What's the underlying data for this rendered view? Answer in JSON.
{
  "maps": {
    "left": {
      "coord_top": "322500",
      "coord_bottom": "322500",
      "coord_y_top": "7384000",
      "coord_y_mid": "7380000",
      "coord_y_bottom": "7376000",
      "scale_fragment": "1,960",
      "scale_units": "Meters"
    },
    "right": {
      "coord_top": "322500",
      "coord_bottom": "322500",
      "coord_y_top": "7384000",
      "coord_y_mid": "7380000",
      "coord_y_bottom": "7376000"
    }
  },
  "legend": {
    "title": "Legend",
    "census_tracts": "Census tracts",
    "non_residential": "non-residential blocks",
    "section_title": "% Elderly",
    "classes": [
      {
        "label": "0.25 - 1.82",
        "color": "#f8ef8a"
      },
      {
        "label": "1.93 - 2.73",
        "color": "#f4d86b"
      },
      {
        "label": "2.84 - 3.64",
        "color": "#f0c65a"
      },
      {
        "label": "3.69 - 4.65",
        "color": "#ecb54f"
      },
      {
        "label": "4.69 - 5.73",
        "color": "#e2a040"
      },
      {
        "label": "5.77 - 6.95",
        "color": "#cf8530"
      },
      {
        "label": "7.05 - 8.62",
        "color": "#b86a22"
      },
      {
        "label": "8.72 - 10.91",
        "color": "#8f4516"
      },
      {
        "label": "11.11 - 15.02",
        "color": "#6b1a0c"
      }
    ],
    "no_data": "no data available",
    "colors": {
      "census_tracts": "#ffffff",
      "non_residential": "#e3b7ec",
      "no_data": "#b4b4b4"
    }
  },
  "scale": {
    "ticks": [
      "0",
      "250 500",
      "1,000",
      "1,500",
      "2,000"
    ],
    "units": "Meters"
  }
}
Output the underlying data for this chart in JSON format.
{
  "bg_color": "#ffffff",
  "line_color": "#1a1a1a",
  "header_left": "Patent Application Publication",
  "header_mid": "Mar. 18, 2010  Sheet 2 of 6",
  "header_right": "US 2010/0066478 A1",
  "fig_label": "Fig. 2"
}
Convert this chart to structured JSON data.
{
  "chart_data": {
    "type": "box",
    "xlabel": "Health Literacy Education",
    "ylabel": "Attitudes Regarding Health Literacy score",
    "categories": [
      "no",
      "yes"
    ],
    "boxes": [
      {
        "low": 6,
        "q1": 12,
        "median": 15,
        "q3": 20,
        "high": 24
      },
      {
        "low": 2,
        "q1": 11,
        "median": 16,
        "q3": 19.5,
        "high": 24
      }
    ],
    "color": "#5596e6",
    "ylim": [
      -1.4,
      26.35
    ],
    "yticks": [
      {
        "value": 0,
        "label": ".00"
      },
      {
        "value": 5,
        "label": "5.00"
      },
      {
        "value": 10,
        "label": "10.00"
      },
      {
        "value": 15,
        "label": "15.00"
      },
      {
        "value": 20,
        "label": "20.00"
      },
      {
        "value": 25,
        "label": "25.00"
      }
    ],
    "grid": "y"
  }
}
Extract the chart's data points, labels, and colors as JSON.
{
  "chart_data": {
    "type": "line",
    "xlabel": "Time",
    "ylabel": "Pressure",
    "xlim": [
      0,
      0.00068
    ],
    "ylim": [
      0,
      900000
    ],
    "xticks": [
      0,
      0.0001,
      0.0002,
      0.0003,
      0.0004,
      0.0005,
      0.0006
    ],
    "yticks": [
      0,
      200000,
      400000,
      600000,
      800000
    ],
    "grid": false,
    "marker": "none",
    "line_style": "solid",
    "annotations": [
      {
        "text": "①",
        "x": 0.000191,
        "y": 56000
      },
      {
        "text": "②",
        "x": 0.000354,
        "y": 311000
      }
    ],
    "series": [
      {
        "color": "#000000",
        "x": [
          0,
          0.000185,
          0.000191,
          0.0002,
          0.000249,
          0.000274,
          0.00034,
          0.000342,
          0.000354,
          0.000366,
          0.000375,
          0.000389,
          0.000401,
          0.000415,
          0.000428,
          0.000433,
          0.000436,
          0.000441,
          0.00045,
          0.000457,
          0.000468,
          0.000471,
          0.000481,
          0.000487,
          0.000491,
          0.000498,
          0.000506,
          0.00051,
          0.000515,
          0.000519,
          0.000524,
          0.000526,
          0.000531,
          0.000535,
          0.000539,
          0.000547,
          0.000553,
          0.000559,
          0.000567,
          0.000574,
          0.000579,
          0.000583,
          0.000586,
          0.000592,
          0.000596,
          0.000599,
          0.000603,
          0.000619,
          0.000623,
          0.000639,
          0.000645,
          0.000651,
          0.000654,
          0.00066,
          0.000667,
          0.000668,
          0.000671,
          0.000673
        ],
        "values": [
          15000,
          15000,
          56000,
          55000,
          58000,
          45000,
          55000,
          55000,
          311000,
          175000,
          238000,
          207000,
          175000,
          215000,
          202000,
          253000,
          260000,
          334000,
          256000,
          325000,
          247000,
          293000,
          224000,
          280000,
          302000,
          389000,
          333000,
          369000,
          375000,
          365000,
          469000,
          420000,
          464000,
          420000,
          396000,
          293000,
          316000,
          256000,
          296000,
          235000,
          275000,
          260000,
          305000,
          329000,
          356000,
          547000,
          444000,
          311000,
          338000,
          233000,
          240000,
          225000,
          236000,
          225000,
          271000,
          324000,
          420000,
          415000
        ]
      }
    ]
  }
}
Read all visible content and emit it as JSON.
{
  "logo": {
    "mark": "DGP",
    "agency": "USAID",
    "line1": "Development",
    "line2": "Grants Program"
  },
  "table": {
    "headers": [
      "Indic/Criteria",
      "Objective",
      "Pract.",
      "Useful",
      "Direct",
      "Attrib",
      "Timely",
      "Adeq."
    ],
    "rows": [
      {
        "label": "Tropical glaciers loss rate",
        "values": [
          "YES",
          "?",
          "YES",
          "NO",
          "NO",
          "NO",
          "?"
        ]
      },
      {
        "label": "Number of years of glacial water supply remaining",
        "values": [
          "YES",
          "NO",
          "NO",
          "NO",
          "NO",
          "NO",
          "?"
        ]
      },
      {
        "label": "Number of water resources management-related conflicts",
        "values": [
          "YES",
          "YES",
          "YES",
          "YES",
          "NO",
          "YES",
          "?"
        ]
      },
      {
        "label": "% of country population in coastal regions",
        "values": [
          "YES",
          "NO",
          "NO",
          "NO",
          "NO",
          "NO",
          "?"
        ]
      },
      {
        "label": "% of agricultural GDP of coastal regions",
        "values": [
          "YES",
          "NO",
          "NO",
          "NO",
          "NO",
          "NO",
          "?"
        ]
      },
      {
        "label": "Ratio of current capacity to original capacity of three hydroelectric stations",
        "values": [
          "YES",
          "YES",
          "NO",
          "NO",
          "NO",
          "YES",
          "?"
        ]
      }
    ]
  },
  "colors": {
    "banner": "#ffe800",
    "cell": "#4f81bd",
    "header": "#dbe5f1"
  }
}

--- Exercise aim ---
Without leaving anything out, quote all the data.

--- Exercise output ---
What's the underlying data for this rendered view? Answer in JSON.
{
  "maps": {
    "left": {
      "coord_top": "322500",
      "coord_bottom": "322500",
      "coord_y_top": "7384000",
      "coord_y_mid": "7380000",
      "coord_y_bottom": "7376000",
      "scale_fragment": "1,960",
      "scale_units": "Meters"
    },
    "right": {
      "coord_top": "322500",
      "coord_bottom": "322500",
      "coord_y_top": "7384000",
      "coord_y_mid": "7380000",
      "coord_y_bottom": "7376000"
    }
  },
  "legend": {
    "title": "Legend",
    "census_tracts": "Census tracts",
    "non_residential": "non-residential blocks",
    "section_title": "% Elderly",
    "classes": [
      {
        "label": "0.25 - 1.82",
        "color": "#f8ef8a"
      },
      {
        "label": "1.93 - 2.73",
        "color": "#f4d86b"
      },
      {
        "label": "2.84 - 3.64",
        "color": "#f0c65a"
      },
      {
        "label": "3.69 - 4.65",
        "color": "#ecb54f"
      },
      {
        "label": "4.69 - 5.73",
        "color": "#e2a040"
      },
      {
        "label": "5.77 - 6.95",
        "color": "#cf8530"
      },
      {
        "label": "7.05 - 8.62",
        "color": "#b86a22"
      },
      {
        "label": "8.72 - 10.91",
        "color": "#8f4516"
      },
      {
        "label": "11.11 - 15.02",
        "color": "#6b1a0c"
      }
    ],
    "no_data": "no data available",
    "colors": {
      "census_tracts": "#ffffff",
      "non_residential": "#e3b7ec",
      "no_data": "#b4b4b4"
    }
  },
  "scale": {
    "ticks": [
      "0",
      "250 500",
      "1,000",
      "1,500",
      "2,000"
    ],
    "units": "Meters"
  }
}
Output the underlying data for this chart in JSON format.
{
  "bg_color": "#ffffff",
  "line_color": "#1a1a1a",
  "header_left": "Patent Application Publication",
  "header_mid": "Mar. 18, 2010  Sheet 2 of 6",
  "header_right": "US 2010/0066478 A1",
  "fig_label": "Fig. 2"
}
Convert this chart to structured JSON data.
{
  "chart_data": {
    "type": "box",
    "xlabel": "Health Literacy Education",
    "ylabel": "Attitudes Regarding Health Literacy score",
    "categories": [
      "no",
      "yes"
    ],
    "boxes": [
      {
        "low": 6,
        "q1": 12,
        "median": 15,
        "q3": 20,
        "high": 24
      },
      {
        "low": 2,
        "q1": 11,
        "median": 16,
        "q3": 19.5,
        "high": 24
      }
    ],
    "color": "#5596e6",
    "ylim": [
      -1.4,
      26.35
    ],
    "yticks": [
      {
        "value": 0,
        "label": ".00"
      },
      {
        "value": 5,
        "label": "5.00"
      },
      {
        "value": 10,
        "label": "10.00"
      },
      {
        "value": 15,
        "label": "15.00"
      },
      {
        "value": 20,
        "label": "20.00"
      },
      {
        "value": 25,
        "label": "25.00"
      }
    ],
    "grid": "y"
  }
}
Extract the chart's data points, labels, and colors as JSON.
{
  "chart_data": {
    "type": "line",
    "xlabel": "Time",
    "ylabel": "Pressure",
    "xlim": [
      0,
      0.00068
    ],
    "ylim": [
      0,
      900000
    ],
    "xticks": [
      0,
      0.0001,
      0.0002,
      0.0003,
      0.0004,
      0.0005,
      0.0006
    ],
    "yticks": [
      0,
      200000,
      400000,
      600000,
      800000
    ],
    "grid": false,
    "marker": "none",
    "line_style": "solid",
    "annotations": [
      {
        "text": "①",
        "x": 0.000191,
        "y": 56000
      },
      {
        "text": "②",
        "x": 0.000354,
        "y": 311000
      }
    ],
    "series": [
      {
        "color": "#000000",
        "x": [
          0,
          0.000185,
          0.000191,
          0.0002,
          0.000249,
          0.000274,
          0.00034,
          0.000342,
          0.000354,
          0.000366,
          0.000375,
          0.000389,
          0.000401,
          0.000415,
          0.000428,
          0.000433,
          0.000436,
          0.000441,
          0.00045,
          0.000457,
          0.000468,
          0.000471,
          0.000481,
          0.000487,
          0.000491,
          0.000498,
          0.000506,
          0.00051,
          0.000515,
          0.000519,
          0.000524,
          0.000526,
          0.000531,
          0.000535,
          0.000539,
          0.000547,
          0.000553,
          0.000559,
          0.000567,
          0.000574,
          0.000579,
          0.000583,
          0.000586,
          0.000592,
          0.000596,
          0.000599,
          0.000603,
          0.000619,
          0.000623,
          0.000639,
          0.000645,
          0.000651,
          0.000654,
          0.00066,
          0.000667,
          0.000668,
          0.000671,
          0.000673
        ],
        "values": [
          15000,
          15000,
          56000,
          55000,
          58000,
          45000,
          55000,
          55000,
          311000,
          175000,
          238000,
          207000,
          175000,
          215000,
          202000,
          253000,
          260000,
          334000,
          256000,
          325000,
          247000,
          293000,
          224000,
          280000,
          302000,
          389000,
          333000,
          369000,
          375000,
          365000,
          469000,
          420000,
          464000,
          420000,
          396000,
          293000,
          316000,
          256000,
          296000,
          235000,
          275000,
          260000,
          305000,
          329000,
          356000,
          547000,
          444000,
          311000,
          338000,
          233000,
          240000,
          225000,
          236000,
          225000,
          271000,
          324000,
          420000,
          415000
        ]
      }
    ]
  }
}
Read all visible content and emit it as JSON.
{
  "logo": {
    "mark": "DGP",
    "agency": "USAID",
    "line1": "Development",
    "line2": "Grants Program"
  },
  "table": {
    "headers": [
      "Indic/Criteria",
      "Objective",
      "Pract.",
      "Useful",
      "Direct",
      "Attrib",
      "Timely",
      "Adeq."
    ],
    "rows": [
      {
        "label": "Tropical glaciers loss rate",
        "values": [
          "YES",
          "?",
          "YES",
          "NO",
          "NO",
          "NO",
          "?"
        ]
      },
      {
        "label": "Number of years of glacial water supply remaining",
        "values": [
          "YES",
          "NO",
          "NO",
          "NO",
          "NO",
          "NO",
          "?"
        ]
      },
      {
        "label": "Number of water resources management-related conflicts",
        "values": [
          "YES",
          "YES",
          "YES",
          "YES",
          "NO",
          "YES",
          "?"
        ]
      },
      {
        "label": "% of country population in coastal regions",
        "values": [
          "YES",
          "NO",
          "NO",
          "NO",
          "NO",
          "NO",
          "?"
        ]
      },
      {
        "label": "% of agricultural GDP of coastal regions",
        "values": [
          "YES",
          "NO",
          "NO",
          "NO",
          "NO",
          "NO",
          "?"
        ]
      },
      {
        "label": "Ratio of current capacity to original capacity of three hydroelectric stations",
        "values": [
          "YES",
          "YES",
          "NO",
          "NO",
          "NO",
          "YES",
          "?"
        ]
      }
    ]
  },
  "colors": {
    "banner": "#ffe800",
    "cell": "#4f81bd",
    "header": "#dbe5f1"
  }
}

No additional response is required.